• _EXERCISE MATERIALS_

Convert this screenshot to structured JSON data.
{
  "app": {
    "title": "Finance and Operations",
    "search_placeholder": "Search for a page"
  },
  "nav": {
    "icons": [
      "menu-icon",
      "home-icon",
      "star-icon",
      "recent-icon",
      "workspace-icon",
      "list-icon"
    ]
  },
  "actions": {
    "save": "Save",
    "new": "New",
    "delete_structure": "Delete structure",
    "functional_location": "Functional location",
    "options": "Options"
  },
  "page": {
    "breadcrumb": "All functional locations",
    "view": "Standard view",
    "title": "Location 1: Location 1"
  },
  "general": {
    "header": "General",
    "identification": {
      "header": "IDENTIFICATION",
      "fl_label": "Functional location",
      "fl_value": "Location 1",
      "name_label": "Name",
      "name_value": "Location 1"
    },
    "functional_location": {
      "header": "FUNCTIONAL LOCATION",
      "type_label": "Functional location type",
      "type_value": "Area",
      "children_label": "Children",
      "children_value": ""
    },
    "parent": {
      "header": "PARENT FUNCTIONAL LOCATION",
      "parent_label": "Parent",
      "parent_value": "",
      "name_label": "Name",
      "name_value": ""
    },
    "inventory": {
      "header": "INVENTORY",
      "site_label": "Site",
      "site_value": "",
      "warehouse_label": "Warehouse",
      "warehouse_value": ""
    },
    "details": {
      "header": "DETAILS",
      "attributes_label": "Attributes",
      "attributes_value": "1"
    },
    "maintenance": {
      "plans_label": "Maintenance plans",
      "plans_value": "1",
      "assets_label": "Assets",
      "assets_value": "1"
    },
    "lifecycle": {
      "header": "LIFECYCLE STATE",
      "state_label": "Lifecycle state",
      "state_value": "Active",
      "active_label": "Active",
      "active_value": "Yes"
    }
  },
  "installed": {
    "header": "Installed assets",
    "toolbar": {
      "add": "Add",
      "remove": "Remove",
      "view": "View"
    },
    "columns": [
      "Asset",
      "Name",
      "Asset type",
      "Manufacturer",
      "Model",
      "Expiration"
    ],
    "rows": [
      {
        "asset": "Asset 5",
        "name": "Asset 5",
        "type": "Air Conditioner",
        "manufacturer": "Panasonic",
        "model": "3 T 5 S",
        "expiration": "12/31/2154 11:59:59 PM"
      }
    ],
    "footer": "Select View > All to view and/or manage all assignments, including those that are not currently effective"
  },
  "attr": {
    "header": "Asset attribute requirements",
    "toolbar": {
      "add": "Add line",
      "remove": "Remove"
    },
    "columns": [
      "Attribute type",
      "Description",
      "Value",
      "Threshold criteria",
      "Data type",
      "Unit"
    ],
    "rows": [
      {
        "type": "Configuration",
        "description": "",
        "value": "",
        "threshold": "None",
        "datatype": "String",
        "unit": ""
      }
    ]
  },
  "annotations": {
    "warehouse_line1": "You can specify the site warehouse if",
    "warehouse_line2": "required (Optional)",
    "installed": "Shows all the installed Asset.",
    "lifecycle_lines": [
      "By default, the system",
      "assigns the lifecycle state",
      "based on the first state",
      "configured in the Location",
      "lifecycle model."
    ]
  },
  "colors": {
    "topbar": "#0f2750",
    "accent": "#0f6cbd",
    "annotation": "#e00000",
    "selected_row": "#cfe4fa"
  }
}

• _EXERCISE GOAL_
Word for word, write out the data.

• _SOLVED EXERCISE_
Convert this screenshot to structured JSON data.
{
  "app": {
    "title": "Finance and Operations",
    "search_placeholder": "Search for a page"
  },
  "nav": {
    "icons": [
      "menu-icon",
      "home-icon",
      "star-icon",
      "recent-icon",
      "workspace-icon",
      "list-icon"
    ]
  },
  "actions": {
    "save": "Save",
    "new": "New",
    "delete_structure": "Delete structure",
    "functional_location": "Functional location",
    "options": "Options"
  },
  "page": {
    "breadcrumb": "All functional locations",
    "view": "Standard view",
    "title": "Location 1: Location 1"
  },
  "general": {
    "header": "General",
    "identification": {
      "header": "IDENTIFICATION",
      "fl_label": "Functional location",
      "fl_value": "Location 1",
      "name_label": "Name",
      "name_value": "Location 1"
    },
    "functional_location": {
      "header": "FUNCTIONAL LOCATION",
      "type_label": "Functional location type",
      "type_value": "Area",
      "children_label": "Children",
      "children_value": ""
    },
    "parent": {
      "header": "PARENT FUNCTIONAL LOCATION",
      "parent_label": "Parent",
      "parent_value": "",
      "name_label": "Name",
      "name_value": ""
    },
    "inventory": {
      "header": "INVENTORY",
      "site_label": "Site",
      "site_value": "",
      "warehouse_label": "Warehouse",
      "warehouse_value": ""
    },
    "details": {
      "header": "DETAILS",
      "attributes_label": "Attributes",
      "attributes_value": "1"
    },
    "maintenance": {
      "plans_label": "Maintenance plans",
      "plans_value": "1",
      "assets_label": "Assets",
      "assets_value": "1"
    },
    "lifecycle": {
      "header": "LIFECYCLE STATE",
      "state_label": "Lifecycle state",
      "state_value": "Active",
      "active_label": "Active",
      "active_value": "Yes"
    }
  },
  "installed": {
    "header": "Installed assets",
    "toolbar": {
      "add": "Add",
      "remove": "Remove",
      "view": "View"
    },
    "columns": [
      "Asset",
      "Name",
      "Asset type",
      "Manufacturer",
      "Model",
      "Expiration"
    ],
    "rows": [
      {
        "asset": "Asset 5",
        "name": "Asset 5",
        "type": "Air Conditioner",
        "manufacturer": "Panasonic",
        "model": "3 T 5 S",
        "expiration": "12/31/2154 11:59:59 PM"
      }
    ],
    "footer": "Select View > All to view and/or manage all assignments, including those that are not currently effective"
  },
  "attr": {
    "header": "Asset attribute requirements",
    "toolbar": {
      "add": "Add line",
      "remove": "Remove"
    },
    "columns": [
      "Attribute type",
      "Description",
      "Value",
      "Threshold criteria",
      "Data type",
      "Unit"
    ],
    "rows": [
      {
        "type": "Configuration",
        "description": "",
        "value": "",
        "threshold": "None",
        "datatype": "String",
        "unit": ""
      }
    ]
  },
  "annotations": {
    "warehouse_line1": "You can specify the site warehouse if",
    "warehouse_line2": "required (Optional)",
    "installed": "Shows all the installed Asset.",
    "lifecycle_lines": [
      "By default, the system",
      "assigns the lifecycle state",
      "based on the first state",
      "configured in the Location",
      "lifecycle model."
    ]
  },
  "colors": {
    "topbar": "#0f2750",
    "accent": "#0f6cbd",
    "annotation": "#e00000",
    "selected_row": "#cfe4fa"
  }
}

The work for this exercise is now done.